**GIVEN REQUEST:** Go through the material below, count the lines with the word "functional", and reply with the count alone.

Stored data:

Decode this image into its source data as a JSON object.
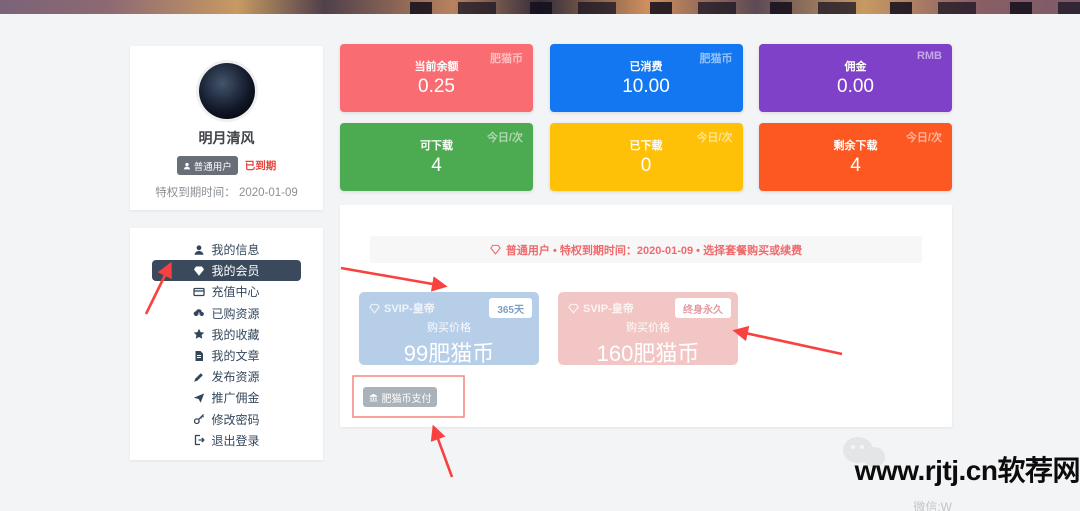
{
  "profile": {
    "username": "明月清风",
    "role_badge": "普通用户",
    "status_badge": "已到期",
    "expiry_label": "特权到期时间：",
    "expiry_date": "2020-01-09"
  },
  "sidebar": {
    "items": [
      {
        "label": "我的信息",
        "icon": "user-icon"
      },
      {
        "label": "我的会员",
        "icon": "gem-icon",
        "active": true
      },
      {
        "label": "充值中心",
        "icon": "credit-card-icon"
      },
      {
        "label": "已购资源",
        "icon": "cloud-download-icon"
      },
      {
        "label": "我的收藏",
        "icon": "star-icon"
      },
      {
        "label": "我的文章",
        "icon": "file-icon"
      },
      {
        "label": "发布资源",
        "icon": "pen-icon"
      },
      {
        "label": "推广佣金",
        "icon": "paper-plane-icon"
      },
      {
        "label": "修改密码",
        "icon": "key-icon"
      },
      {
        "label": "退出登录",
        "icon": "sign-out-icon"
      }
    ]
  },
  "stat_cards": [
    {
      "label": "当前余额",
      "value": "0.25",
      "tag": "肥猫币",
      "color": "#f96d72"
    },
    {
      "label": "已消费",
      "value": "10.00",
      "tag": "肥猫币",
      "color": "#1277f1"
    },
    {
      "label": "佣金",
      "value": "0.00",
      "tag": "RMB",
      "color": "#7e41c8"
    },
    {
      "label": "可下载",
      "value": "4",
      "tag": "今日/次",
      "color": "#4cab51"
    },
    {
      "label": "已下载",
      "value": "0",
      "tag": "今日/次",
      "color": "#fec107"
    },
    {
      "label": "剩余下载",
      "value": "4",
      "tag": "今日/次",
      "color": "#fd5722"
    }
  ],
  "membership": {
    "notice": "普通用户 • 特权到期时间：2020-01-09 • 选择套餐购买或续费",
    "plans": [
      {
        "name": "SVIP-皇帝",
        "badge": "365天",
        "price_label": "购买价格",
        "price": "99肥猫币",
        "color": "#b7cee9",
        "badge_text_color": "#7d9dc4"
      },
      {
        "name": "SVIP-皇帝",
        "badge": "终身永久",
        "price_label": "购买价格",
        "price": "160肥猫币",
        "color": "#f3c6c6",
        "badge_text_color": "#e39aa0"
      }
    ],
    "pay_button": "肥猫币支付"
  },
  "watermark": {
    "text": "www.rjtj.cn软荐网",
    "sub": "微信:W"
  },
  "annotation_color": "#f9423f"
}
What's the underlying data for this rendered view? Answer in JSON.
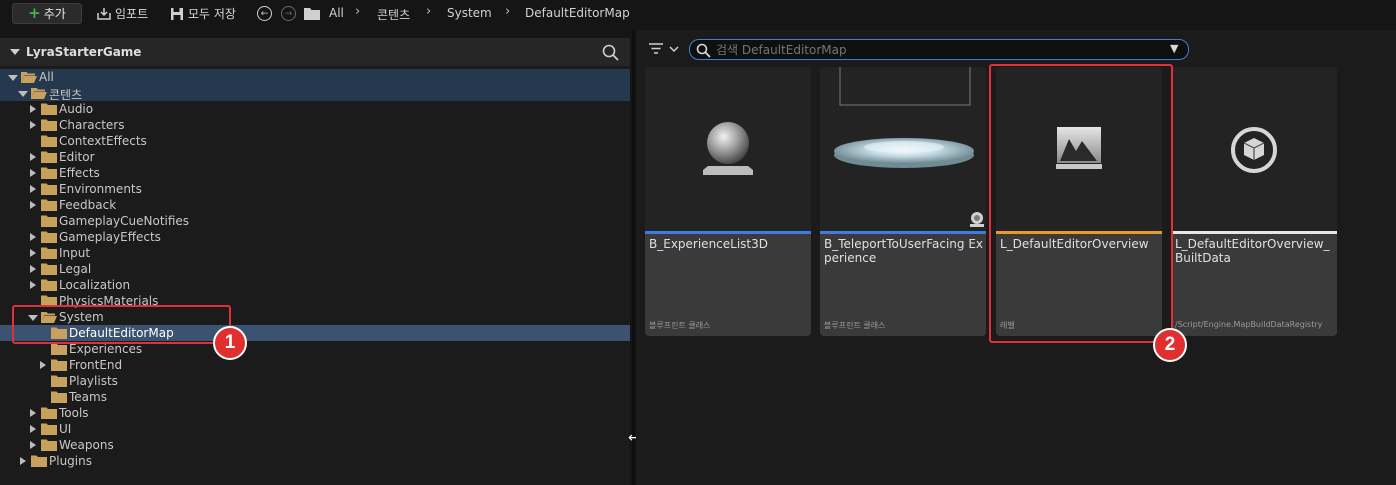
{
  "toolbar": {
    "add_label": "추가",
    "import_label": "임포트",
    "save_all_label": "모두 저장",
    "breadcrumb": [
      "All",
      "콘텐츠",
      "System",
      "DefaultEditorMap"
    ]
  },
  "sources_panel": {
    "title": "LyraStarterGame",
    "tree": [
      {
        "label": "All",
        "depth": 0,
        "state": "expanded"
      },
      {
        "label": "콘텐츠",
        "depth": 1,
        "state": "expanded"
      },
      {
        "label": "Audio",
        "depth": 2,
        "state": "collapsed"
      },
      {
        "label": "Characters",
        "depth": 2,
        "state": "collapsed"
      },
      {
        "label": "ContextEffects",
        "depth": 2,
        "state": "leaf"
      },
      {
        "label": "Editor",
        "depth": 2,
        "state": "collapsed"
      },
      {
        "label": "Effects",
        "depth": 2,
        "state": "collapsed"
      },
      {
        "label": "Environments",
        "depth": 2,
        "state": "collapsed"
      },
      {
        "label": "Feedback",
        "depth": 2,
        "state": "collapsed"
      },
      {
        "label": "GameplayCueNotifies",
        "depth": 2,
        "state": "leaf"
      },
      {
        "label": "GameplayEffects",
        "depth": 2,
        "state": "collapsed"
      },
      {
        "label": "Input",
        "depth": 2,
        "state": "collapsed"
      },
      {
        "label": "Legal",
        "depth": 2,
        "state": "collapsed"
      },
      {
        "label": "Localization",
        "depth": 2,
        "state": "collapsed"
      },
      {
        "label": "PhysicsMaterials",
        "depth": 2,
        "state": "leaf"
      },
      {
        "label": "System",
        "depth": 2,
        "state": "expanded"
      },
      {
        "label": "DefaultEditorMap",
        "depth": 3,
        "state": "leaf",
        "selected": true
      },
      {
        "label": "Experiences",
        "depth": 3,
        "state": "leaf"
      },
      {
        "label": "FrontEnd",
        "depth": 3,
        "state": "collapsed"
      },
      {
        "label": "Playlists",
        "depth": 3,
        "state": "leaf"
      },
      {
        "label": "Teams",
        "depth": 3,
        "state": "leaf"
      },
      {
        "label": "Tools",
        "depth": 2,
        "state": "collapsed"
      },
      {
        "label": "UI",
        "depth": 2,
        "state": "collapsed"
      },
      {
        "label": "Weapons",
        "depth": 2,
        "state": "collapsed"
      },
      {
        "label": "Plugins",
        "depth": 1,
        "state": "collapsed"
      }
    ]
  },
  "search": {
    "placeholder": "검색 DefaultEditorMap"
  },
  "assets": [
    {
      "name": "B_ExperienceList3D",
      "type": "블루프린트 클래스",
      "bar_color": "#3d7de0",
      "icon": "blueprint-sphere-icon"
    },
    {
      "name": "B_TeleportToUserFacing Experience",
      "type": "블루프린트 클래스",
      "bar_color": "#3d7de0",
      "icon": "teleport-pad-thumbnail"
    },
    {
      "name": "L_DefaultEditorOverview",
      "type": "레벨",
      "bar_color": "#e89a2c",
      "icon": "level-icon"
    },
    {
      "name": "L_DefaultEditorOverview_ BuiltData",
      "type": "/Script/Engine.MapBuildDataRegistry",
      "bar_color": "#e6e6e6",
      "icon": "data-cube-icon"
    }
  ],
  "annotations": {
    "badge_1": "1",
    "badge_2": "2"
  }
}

--

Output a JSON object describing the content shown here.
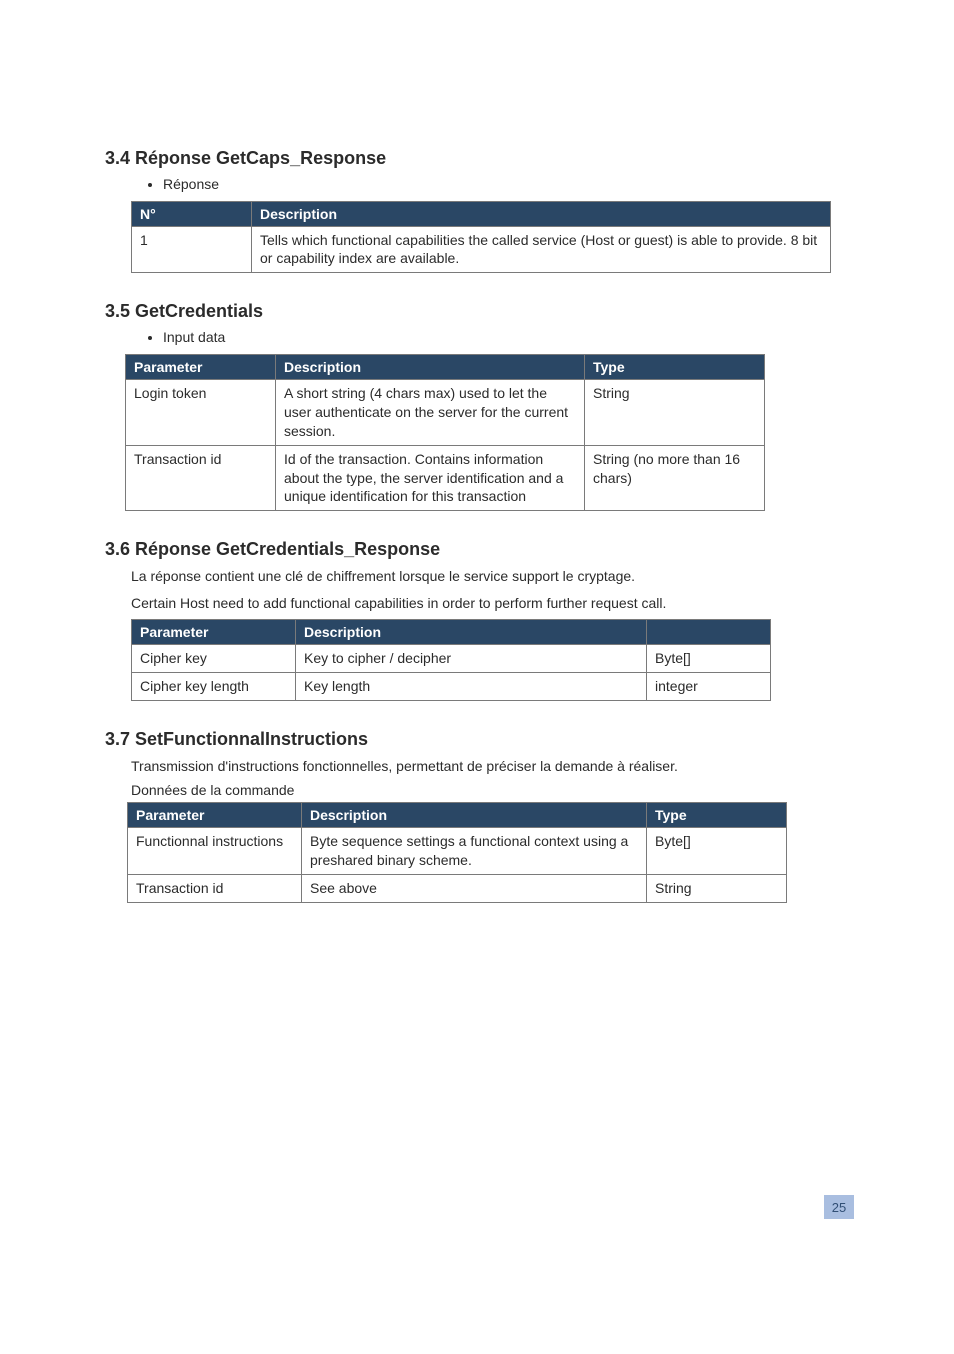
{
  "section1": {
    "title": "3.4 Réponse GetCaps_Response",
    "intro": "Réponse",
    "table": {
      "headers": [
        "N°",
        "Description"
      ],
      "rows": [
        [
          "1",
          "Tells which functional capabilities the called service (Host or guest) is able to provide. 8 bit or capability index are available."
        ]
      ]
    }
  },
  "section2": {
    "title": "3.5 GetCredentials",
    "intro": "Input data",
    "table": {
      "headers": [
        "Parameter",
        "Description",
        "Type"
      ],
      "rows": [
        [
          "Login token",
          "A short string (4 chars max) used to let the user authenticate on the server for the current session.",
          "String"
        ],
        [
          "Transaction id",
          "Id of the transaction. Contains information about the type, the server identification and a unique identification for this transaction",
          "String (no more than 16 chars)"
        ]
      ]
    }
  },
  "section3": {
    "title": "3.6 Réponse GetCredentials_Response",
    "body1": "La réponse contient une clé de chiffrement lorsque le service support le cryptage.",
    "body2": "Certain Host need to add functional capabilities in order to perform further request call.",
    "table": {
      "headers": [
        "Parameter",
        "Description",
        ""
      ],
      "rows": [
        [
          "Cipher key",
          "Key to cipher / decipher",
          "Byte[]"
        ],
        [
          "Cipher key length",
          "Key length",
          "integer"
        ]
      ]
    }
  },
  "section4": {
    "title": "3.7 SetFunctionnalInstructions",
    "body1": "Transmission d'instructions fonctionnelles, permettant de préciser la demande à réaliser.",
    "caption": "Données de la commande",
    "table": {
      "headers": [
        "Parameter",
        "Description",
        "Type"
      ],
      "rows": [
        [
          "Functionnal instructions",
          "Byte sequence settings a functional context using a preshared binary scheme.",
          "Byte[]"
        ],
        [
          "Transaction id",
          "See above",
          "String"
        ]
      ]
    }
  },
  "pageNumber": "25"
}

**EXERCISE RESULT:** 3